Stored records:
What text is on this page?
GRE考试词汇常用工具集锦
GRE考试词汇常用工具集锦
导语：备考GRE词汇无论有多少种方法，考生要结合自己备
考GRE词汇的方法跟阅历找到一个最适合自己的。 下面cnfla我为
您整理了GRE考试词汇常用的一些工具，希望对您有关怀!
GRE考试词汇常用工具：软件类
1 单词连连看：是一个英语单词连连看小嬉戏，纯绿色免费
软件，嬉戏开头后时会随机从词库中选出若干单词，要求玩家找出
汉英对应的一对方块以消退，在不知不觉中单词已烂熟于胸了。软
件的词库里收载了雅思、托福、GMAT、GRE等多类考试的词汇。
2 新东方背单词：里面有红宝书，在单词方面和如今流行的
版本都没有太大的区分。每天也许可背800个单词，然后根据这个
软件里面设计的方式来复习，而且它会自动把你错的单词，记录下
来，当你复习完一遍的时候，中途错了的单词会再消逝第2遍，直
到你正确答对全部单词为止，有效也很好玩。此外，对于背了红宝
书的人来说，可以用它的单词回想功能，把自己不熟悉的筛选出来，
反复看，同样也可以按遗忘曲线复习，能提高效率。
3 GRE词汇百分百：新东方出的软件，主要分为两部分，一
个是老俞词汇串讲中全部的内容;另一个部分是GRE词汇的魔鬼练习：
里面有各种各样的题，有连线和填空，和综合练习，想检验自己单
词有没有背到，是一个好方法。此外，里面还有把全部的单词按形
--
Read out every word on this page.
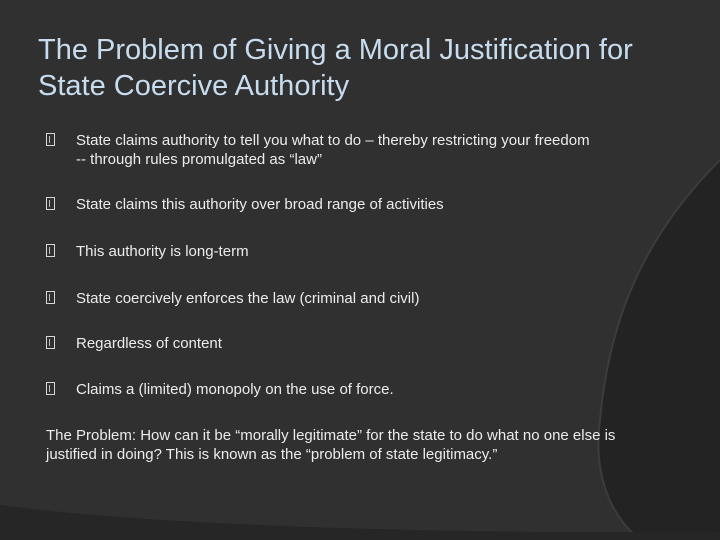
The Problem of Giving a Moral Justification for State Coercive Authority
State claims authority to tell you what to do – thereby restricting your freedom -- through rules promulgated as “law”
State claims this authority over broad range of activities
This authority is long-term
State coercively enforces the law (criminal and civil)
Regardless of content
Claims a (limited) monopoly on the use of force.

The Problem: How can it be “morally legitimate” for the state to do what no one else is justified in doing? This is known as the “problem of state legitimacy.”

TASK GOAL: Show, from the listing above, each line that contains the word "Problem".

THE RESULT:
The Problem of Giving a Moral Justification for State Coercive Authority
The Problem: How can it be “morally legitimate” for the state to do what no one else is justified in doing? This is known as the “problem of state legitimacy.”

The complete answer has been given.